Short exercise
A faithful transcription of all the data is required.

Given data

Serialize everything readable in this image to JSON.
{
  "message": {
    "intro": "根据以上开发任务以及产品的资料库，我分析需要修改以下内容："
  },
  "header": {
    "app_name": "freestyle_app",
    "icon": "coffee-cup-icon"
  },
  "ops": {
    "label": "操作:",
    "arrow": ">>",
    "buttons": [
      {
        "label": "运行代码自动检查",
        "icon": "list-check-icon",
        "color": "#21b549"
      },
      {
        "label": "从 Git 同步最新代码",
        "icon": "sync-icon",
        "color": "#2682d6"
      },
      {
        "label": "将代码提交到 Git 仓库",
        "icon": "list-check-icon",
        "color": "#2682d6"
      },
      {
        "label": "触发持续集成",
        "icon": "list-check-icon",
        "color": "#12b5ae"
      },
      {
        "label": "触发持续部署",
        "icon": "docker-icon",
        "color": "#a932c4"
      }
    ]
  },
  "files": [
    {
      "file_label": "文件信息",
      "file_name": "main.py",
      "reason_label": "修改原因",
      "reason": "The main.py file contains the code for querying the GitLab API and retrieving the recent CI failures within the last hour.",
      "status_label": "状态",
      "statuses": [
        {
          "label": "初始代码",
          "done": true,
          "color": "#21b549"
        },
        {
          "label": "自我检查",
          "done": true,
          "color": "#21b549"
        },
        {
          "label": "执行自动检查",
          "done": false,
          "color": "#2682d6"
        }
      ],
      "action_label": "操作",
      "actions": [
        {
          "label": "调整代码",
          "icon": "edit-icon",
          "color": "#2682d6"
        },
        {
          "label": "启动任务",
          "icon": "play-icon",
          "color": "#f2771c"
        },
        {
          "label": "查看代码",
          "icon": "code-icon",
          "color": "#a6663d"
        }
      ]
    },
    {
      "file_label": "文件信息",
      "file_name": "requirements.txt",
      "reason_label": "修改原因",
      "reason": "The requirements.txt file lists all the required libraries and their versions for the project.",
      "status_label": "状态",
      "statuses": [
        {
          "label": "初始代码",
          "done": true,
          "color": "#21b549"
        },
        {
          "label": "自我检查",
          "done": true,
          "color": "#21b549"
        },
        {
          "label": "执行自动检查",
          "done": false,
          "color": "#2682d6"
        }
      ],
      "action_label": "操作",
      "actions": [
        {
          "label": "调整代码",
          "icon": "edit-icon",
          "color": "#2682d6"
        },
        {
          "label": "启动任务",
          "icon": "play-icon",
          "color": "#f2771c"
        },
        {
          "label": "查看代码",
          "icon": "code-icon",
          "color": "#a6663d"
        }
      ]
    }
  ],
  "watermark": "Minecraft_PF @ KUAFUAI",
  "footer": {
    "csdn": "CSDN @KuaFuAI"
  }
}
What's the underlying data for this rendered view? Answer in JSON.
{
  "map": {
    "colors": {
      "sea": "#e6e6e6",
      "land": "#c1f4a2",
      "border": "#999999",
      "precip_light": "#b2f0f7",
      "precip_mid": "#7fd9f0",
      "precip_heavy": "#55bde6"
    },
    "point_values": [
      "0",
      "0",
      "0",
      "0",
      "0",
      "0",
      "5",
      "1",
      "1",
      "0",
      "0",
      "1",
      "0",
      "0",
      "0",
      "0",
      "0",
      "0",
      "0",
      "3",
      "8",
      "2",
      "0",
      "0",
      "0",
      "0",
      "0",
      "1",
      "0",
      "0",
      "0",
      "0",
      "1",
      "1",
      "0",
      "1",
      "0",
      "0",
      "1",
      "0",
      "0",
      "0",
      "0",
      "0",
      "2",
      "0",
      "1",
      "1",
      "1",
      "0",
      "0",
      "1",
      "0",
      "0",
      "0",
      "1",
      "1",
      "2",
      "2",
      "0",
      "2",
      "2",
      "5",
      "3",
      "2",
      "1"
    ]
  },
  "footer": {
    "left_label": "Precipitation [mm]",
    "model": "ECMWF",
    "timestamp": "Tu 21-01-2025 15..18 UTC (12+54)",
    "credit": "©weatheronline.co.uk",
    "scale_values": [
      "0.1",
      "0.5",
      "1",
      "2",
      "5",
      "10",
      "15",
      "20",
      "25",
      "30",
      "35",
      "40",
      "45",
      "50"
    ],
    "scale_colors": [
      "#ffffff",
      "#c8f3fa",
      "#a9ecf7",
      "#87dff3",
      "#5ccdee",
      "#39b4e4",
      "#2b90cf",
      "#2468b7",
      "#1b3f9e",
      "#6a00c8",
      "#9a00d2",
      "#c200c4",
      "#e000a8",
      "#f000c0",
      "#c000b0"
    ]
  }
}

Response to this task
Serialize everything readable in this image to JSON.
{
  "message": {
    "intro": "根据以上开发任务以及产品的资料库，我分析需要修改以下内容："
  },
  "header": {
    "app_name": "freestyle_app",
    "icon": "coffee-cup-icon"
  },
  "ops": {
    "label": "操作:",
    "arrow": ">>",
    "buttons": [
      {
        "label": "运行代码自动检查",
        "icon": "list-check-icon",
        "color": "#21b549"
      },
      {
        "label": "从 Git 同步最新代码",
        "icon": "sync-icon",
        "color": "#2682d6"
      },
      {
        "label": "将代码提交到 Git 仓库",
        "icon": "list-check-icon",
        "color": "#2682d6"
      },
      {
        "label": "触发持续集成",
        "icon": "list-check-icon",
        "color": "#12b5ae"
      },
      {
        "label": "触发持续部署",
        "icon": "docker-icon",
        "color": "#a932c4"
      }
    ]
  },
  "files": [
    {
      "file_label": "文件信息",
      "file_name": "main.py",
      "reason_label": "修改原因",
      "reason": "The main.py file contains the code for querying the GitLab API and retrieving the recent CI failures within the last hour.",
      "status_label": "状态",
      "statuses": [
        {
          "label": "初始代码",
          "done": true,
          "color": "#21b549"
        },
        {
          "label": "自我检查",
          "done": true,
          "color": "#21b549"
        },
        {
          "label": "执行自动检查",
          "done": false,
          "color": "#2682d6"
        }
      ],
      "action_label": "操作",
      "actions": [
        {
          "label": "调整代码",
          "icon": "edit-icon",
          "color": "#2682d6"
        },
        {
          "label": "启动任务",
          "icon": "play-icon",
          "color": "#f2771c"
        },
        {
          "label": "查看代码",
          "icon": "code-icon",
          "color": "#a6663d"
        }
      ]
    },
    {
      "file_label": "文件信息",
      "file_name": "requirements.txt",
      "reason_label": "修改原因",
      "reason": "The requirements.txt file lists all the required libraries and their versions for the project.",
      "status_label": "状态",
      "statuses": [
        {
          "label": "初始代码",
          "done": true,
          "color": "#21b549"
        },
        {
          "label": "自我检查",
          "done": true,
          "color": "#21b549"
        },
        {
          "label": "执行自动检查",
          "done": false,
          "color": "#2682d6"
        }
      ],
      "action_label": "操作",
      "actions": [
        {
          "label": "调整代码",
          "icon": "edit-icon",
          "color": "#2682d6"
        },
        {
          "label": "启动任务",
          "icon": "play-icon",
          "color": "#f2771c"
        },
        {
          "label": "查看代码",
          "icon": "code-icon",
          "color": "#a6663d"
        }
      ]
    }
  ],
  "watermark": "Minecraft_PF @ KUAFUAI",
  "footer": {
    "csdn": "CSDN @KuaFuAI"
  }
}
What's the underlying data for this rendered view? Answer in JSON.
{
  "map": {
    "colors": {
      "sea": "#e6e6e6",
      "land": "#c1f4a2",
      "border": "#999999",
      "precip_light": "#b2f0f7",
      "precip_mid": "#7fd9f0",
      "precip_heavy": "#55bde6"
    },
    "point_values": [
      "0",
      "0",
      "0",
      "0",
      "0",
      "0",
      "5",
      "1",
      "1",
      "0",
      "0",
      "1",
      "0",
      "0",
      "0",
      "0",
      "0",
      "0",
      "0",
      "3",
      "8",
      "2",
      "0",
      "0",
      "0",
      "0",
      "0",
      "1",
      "0",
      "0",
      "0",
      "0",
      "1",
      "1",
      "0",
      "1",
      "0",
      "0",
      "1",
      "0",
      "0",
      "0",
      "0",
      "0",
      "2",
      "0",
      "1",
      "1",
      "1",
      "0",
      "0",
      "1",
      "0",
      "0",
      "0",
      "1",
      "1",
      "2",
      "2",
      "0",
      "2",
      "2",
      "5",
      "3",
      "2",
      "1"
    ]
  },
  "footer": {
    "left_label": "Precipitation [mm]",
    "model": "ECMWF",
    "timestamp": "Tu 21-01-2025 15..18 UTC (12+54)",
    "credit": "©weatheronline.co.uk",
    "scale_values": [
      "0.1",
      "0.5",
      "1",
      "2",
      "5",
      "10",
      "15",
      "20",
      "25",
      "30",
      "35",
      "40",
      "45",
      "50"
    ],
    "scale_colors": [
      "#ffffff",
      "#c8f3fa",
      "#a9ecf7",
      "#87dff3",
      "#5ccdee",
      "#39b4e4",
      "#2b90cf",
      "#2468b7",
      "#1b3f9e",
      "#6a00c8",
      "#9a00d2",
      "#c200c4",
      "#e000a8",
      "#f000c0",
      "#c000b0"
    ]
  }
}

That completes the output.